> _Excerpted data_
☆ ☆ ☆ ☆
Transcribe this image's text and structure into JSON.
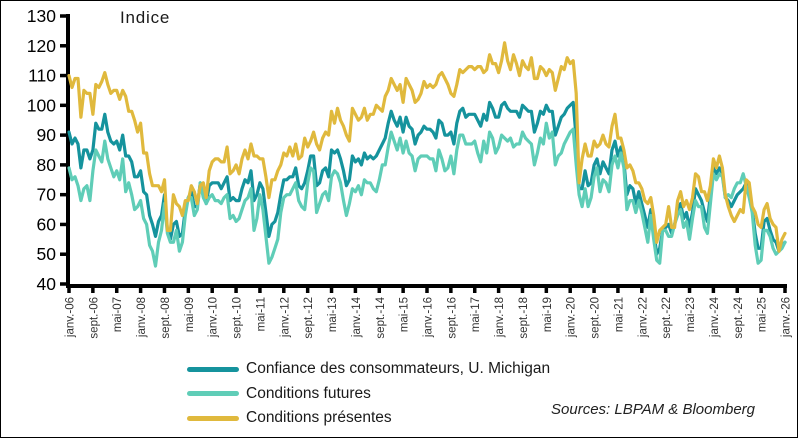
{
  "title": "Indice",
  "source_note": "Sources: LBPAM & Bloomberg",
  "axis_color": "#000000",
  "x_label_color": "#333333",
  "chart_data": {
    "type": "line",
    "title": "Indice",
    "ylabel": "",
    "xlabel": "",
    "ylim": [
      40,
      130
    ],
    "y_tick_step": 10,
    "grid": false,
    "legend_position": "bottom",
    "x_unit": "month",
    "x_range": [
      "janv.-06",
      "janv.-26"
    ],
    "x_tick_every_months": 8,
    "x_tick_labels": [
      "janv.-06",
      "sept.-06",
      "mai-07",
      "janv.-08",
      "sept.-08",
      "mai-09",
      "janv.-10",
      "sept.-10",
      "mai-11",
      "janv.-12",
      "sept.-12",
      "mai-13",
      "janv.-14",
      "sept.-14",
      "mai-15",
      "janv.-16",
      "sept.-16",
      "mai-17",
      "janv.-18",
      "sept.-18",
      "mai-19",
      "janv.-20",
      "sept.-20",
      "mai-21",
      "janv.-22",
      "sept.-22",
      "mai-23",
      "janv.-24",
      "sept.-24",
      "mai-25",
      "janv.-26"
    ],
    "series": [
      {
        "name": "Confiance des consommateurs, U. Michigan",
        "color": "#15939D",
        "values": [
          91,
          87,
          89,
          87,
          79,
          85,
          85,
          82,
          85,
          94,
          92,
          92,
          97,
          91,
          88,
          87,
          88,
          85,
          90,
          83,
          83,
          81,
          76,
          76,
          78,
          71,
          70,
          63,
          60,
          56,
          61,
          63,
          70,
          58,
          55,
          60,
          61,
          56,
          57,
          65,
          69,
          71,
          66,
          66,
          74,
          71,
          67,
          73,
          74,
          74,
          74,
          72,
          74,
          76,
          68,
          69,
          68,
          68,
          72,
          75,
          74,
          78,
          68,
          70,
          74,
          72,
          64,
          56,
          60,
          61,
          64,
          70,
          75,
          75,
          76,
          76,
          79,
          73,
          72,
          74,
          78,
          83,
          83,
          73,
          74,
          78,
          79,
          76,
          85,
          84,
          85,
          82,
          78,
          73,
          75,
          83,
          81,
          82,
          80,
          84,
          82,
          83,
          82,
          83,
          85,
          87,
          89,
          94,
          98,
          95,
          93,
          96,
          91,
          96,
          93,
          92,
          87,
          90,
          91,
          93,
          92,
          92,
          91,
          89,
          95,
          94,
          90,
          90,
          91,
          87,
          94,
          98,
          99,
          96,
          97,
          97,
          97,
          95,
          93,
          97,
          95,
          101,
          99,
          96,
          96,
          100,
          101,
          99,
          98,
          98,
          98,
          96,
          100,
          99,
          98,
          98,
          91,
          94,
          98,
          97,
          100,
          98,
          98,
          90,
          93,
          96,
          97,
          99,
          100,
          101,
          89,
          72,
          72,
          78,
          73,
          74,
          80,
          82,
          77,
          81,
          79,
          77,
          85,
          88,
          83,
          86,
          81,
          70,
          73,
          72,
          67,
          71,
          67,
          63,
          59,
          65,
          58,
          50,
          52,
          58,
          59,
          60,
          57,
          60,
          65,
          67,
          62,
          64,
          59,
          64,
          72,
          70,
          68,
          64,
          61,
          70,
          79,
          77,
          79,
          77,
          69,
          68,
          66,
          68,
          70,
          71,
          72,
          74,
          71,
          65,
          57,
          52,
          52,
          61,
          62,
          58,
          55,
          54,
          51,
          53,
          54
        ]
      },
      {
        "name": "Conditions futures",
        "color": "#5FCDB7",
        "values": [
          79,
          75,
          76,
          73,
          68,
          72,
          73,
          68,
          78,
          85,
          83,
          81,
          88,
          82,
          79,
          76,
          78,
          75,
          82,
          71,
          74,
          70,
          65,
          66,
          68,
          62,
          60,
          53,
          51,
          46,
          54,
          58,
          67,
          57,
          54,
          54,
          58,
          51,
          54,
          63,
          69,
          69,
          63,
          65,
          74,
          69,
          67,
          69,
          70,
          68,
          68,
          67,
          69,
          70,
          62,
          63,
          61,
          62,
          65,
          68,
          69,
          72,
          58,
          62,
          70,
          65,
          56,
          47,
          49,
          52,
          55,
          64,
          69,
          70,
          70,
          72,
          74,
          68,
          66,
          65,
          74,
          79,
          78,
          64,
          67,
          70,
          71,
          68,
          76,
          78,
          77,
          74,
          68,
          63,
          67,
          72,
          71,
          73,
          70,
          75,
          74,
          74,
          72,
          71,
          75,
          80,
          80,
          86,
          91,
          88,
          85,
          89,
          84,
          88,
          84,
          83,
          78,
          82,
          83,
          83,
          83,
          82,
          82,
          78,
          85,
          82,
          78,
          79,
          83,
          77,
          85,
          90,
          90,
          87,
          87,
          87,
          88,
          84,
          81,
          88,
          84,
          91,
          89,
          84,
          86,
          90,
          89,
          88,
          89,
          86,
          87,
          87,
          91,
          89,
          88,
          87,
          80,
          84,
          89,
          87,
          94,
          89,
          91,
          80,
          83,
          84,
          87,
          89,
          91,
          92,
          80,
          70,
          66,
          72,
          66,
          69,
          76,
          79,
          71,
          75,
          74,
          71,
          80,
          83,
          79,
          84,
          79,
          65,
          68,
          68,
          64,
          68,
          64,
          59,
          54,
          63,
          55,
          48,
          47,
          58,
          58,
          56,
          56,
          60,
          63,
          65,
          59,
          61,
          55,
          62,
          68,
          66,
          66,
          59,
          57,
          67,
          77,
          75,
          77,
          76,
          69,
          70,
          69,
          72,
          74,
          74,
          77,
          73,
          69,
          64,
          53,
          47,
          48,
          58,
          58,
          56,
          52,
          50,
          51,
          52,
          54
        ]
      },
      {
        "name": "Conditions présentes",
        "color": "#E0B93D",
        "values": [
          110,
          106,
          109,
          109,
          96,
          105,
          104,
          104,
          97,
          107,
          106,
          108,
          111,
          107,
          104,
          105,
          105,
          102,
          105,
          103,
          98,
          98,
          95,
          91,
          94,
          84,
          84,
          77,
          73,
          73,
          73,
          71,
          75,
          58,
          58,
          70,
          67,
          66,
          63,
          68,
          68,
          73,
          71,
          67,
          73,
          74,
          69,
          78,
          81,
          82,
          82,
          81,
          81,
          86,
          77,
          78,
          80,
          77,
          82,
          85,
          82,
          87,
          83,
          83,
          82,
          82,
          76,
          69,
          75,
          75,
          78,
          80,
          84,
          83,
          86,
          83,
          87,
          82,
          83,
          89,
          86,
          88,
          91,
          87,
          85,
          89,
          91,
          90,
          98,
          94,
          99,
          95,
          93,
          90,
          88,
          99,
          97,
          95,
          96,
          99,
          95,
          97,
          97,
          100,
          99,
          98,
          103,
          105,
          109,
          107,
          105,
          107,
          101,
          109,
          107,
          105,
          101,
          102,
          104,
          108,
          106,
          107,
          106,
          107,
          110,
          111,
          109,
          107,
          104,
          103,
          107,
          112,
          111,
          112,
          113,
          113,
          112,
          113,
          113,
          111,
          112,
          117,
          114,
          114,
          111,
          115,
          121,
          115,
          112,
          117,
          114,
          110,
          115,
          113,
          112,
          116,
          109,
          109,
          113,
          112,
          110,
          112,
          111,
          105,
          109,
          113,
          112,
          116,
          114,
          115,
          104,
          74,
          82,
          87,
          83,
          83,
          88,
          86,
          87,
          90,
          87,
          86,
          93,
          97,
          89,
          89,
          85,
          79,
          80,
          78,
          74,
          74,
          72,
          68,
          67,
          69,
          63,
          54,
          58,
          59,
          60,
          66,
          59,
          59,
          68,
          71,
          66,
          68,
          65,
          69,
          77,
          76,
          71,
          71,
          68,
          73,
          82,
          79,
          83,
          79,
          70,
          66,
          63,
          61,
          63,
          65,
          64,
          75,
          74,
          66,
          64,
          60,
          59,
          65,
          67,
          62,
          60,
          59,
          51,
          55,
          57
        ]
      }
    ]
  }
}
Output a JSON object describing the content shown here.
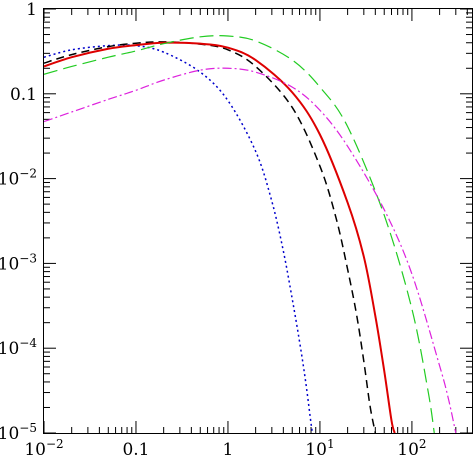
{
  "chart_data": {
    "type": "line",
    "title": "",
    "xlabel": "",
    "ylabel": "",
    "x_scale": "log",
    "y_scale": "log",
    "xlim": [
      0.01,
      450
    ],
    "ylim": [
      1e-05,
      1
    ],
    "grid": false,
    "legend": "none",
    "x_ticks": [
      {
        "value": 0.01,
        "base": "10",
        "exp": "−2"
      },
      {
        "value": 0.1,
        "text": "0.1"
      },
      {
        "value": 1,
        "text": "1"
      },
      {
        "value": 10,
        "base": "10",
        "exp": "1"
      },
      {
        "value": 100,
        "base": "10",
        "exp": "2"
      }
    ],
    "y_ticks": [
      {
        "value": 1,
        "text": "1"
      },
      {
        "value": 0.1,
        "text": "0.1"
      },
      {
        "value": 0.01,
        "base": "10",
        "exp": "−2"
      },
      {
        "value": 0.001,
        "base": "10",
        "exp": "−3"
      },
      {
        "value": 0.0001,
        "base": "10",
        "exp": "−4"
      },
      {
        "value": 1e-05,
        "base": "10",
        "exp": "−5"
      }
    ],
    "series": [
      {
        "color": "#0000cc",
        "dash": "2,3",
        "width": 1.5,
        "points": [
          [
            0.01,
            0.27
          ],
          [
            0.02,
            0.33
          ],
          [
            0.05,
            0.37
          ],
          [
            0.1,
            0.37
          ],
          [
            0.2,
            0.31
          ],
          [
            0.5,
            0.18
          ],
          [
            1,
            0.083
          ],
          [
            2,
            0.021
          ],
          [
            3,
            0.0054
          ],
          [
            4,
            0.0014
          ],
          [
            5,
            0.00038
          ],
          [
            6,
            0.00012
          ],
          [
            7,
            4e-05
          ],
          [
            8,
            1.3e-05
          ],
          [
            8.3,
            1e-05
          ]
        ]
      },
      {
        "color": "#000000",
        "dash": "8,5",
        "width": 1.5,
        "points": [
          [
            0.01,
            0.23
          ],
          [
            0.02,
            0.29
          ],
          [
            0.05,
            0.36
          ],
          [
            0.1,
            0.395
          ],
          [
            0.2,
            0.41
          ],
          [
            0.5,
            0.385
          ],
          [
            1,
            0.33
          ],
          [
            2,
            0.21
          ],
          [
            5,
            0.069
          ],
          [
            10,
            0.014
          ],
          [
            15,
            0.0034
          ],
          [
            20,
            0.00085
          ],
          [
            25,
            0.00025
          ],
          [
            30,
            7e-05
          ],
          [
            35,
            2.1e-05
          ],
          [
            40,
            1e-05
          ]
        ]
      },
      {
        "color": "#dd0000",
        "dash": "",
        "width": 2,
        "points": [
          [
            0.01,
            0.21
          ],
          [
            0.02,
            0.27
          ],
          [
            0.05,
            0.34
          ],
          [
            0.1,
            0.375
          ],
          [
            0.2,
            0.4
          ],
          [
            0.5,
            0.39
          ],
          [
            1,
            0.35
          ],
          [
            2,
            0.25
          ],
          [
            5,
            0.104
          ],
          [
            10,
            0.033
          ],
          [
            20,
            0.0052
          ],
          [
            30,
            0.0012
          ],
          [
            40,
            0.00024
          ],
          [
            50,
            5.4e-05
          ],
          [
            60,
            1.4e-05
          ],
          [
            65,
            1e-05
          ]
        ]
      },
      {
        "color": "#22cc22",
        "dash": "14,6",
        "width": 1.2,
        "points": [
          [
            0.01,
            0.17
          ],
          [
            0.02,
            0.21
          ],
          [
            0.05,
            0.27
          ],
          [
            0.1,
            0.32
          ],
          [
            0.2,
            0.39
          ],
          [
            0.5,
            0.47
          ],
          [
            1,
            0.48
          ],
          [
            2,
            0.42
          ],
          [
            5,
            0.25
          ],
          [
            10,
            0.12
          ],
          [
            20,
            0.041
          ],
          [
            50,
            0.0037
          ],
          [
            100,
            0.00029
          ],
          [
            150,
            3.1e-05
          ],
          [
            175,
            1e-05
          ]
        ]
      },
      {
        "color": "#dd22dd",
        "dash": "9,3,2,3",
        "width": 1.2,
        "points": [
          [
            0.01,
            0.047
          ],
          [
            0.02,
            0.061
          ],
          [
            0.05,
            0.086
          ],
          [
            0.1,
            0.11
          ],
          [
            0.2,
            0.145
          ],
          [
            0.5,
            0.19
          ],
          [
            1,
            0.2
          ],
          [
            2,
            0.18
          ],
          [
            5,
            0.12
          ],
          [
            10,
            0.064
          ],
          [
            20,
            0.024
          ],
          [
            50,
            0.0043
          ],
          [
            100,
            0.00075
          ],
          [
            200,
            6.2e-05
          ],
          [
            250,
            2.5e-05
          ],
          [
            300,
            1e-05
          ]
        ]
      }
    ]
  }
}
☆ ☆ ☆ ☆
> _Work to do_
Using the listing above, list every line in which the string "dash" occurs.

> _Exercise response_
        "dash": "2,3",
        "dash": "8,5",
        "dash": "",
        "dash": "14,6",
        "dash": "9,3,2,3",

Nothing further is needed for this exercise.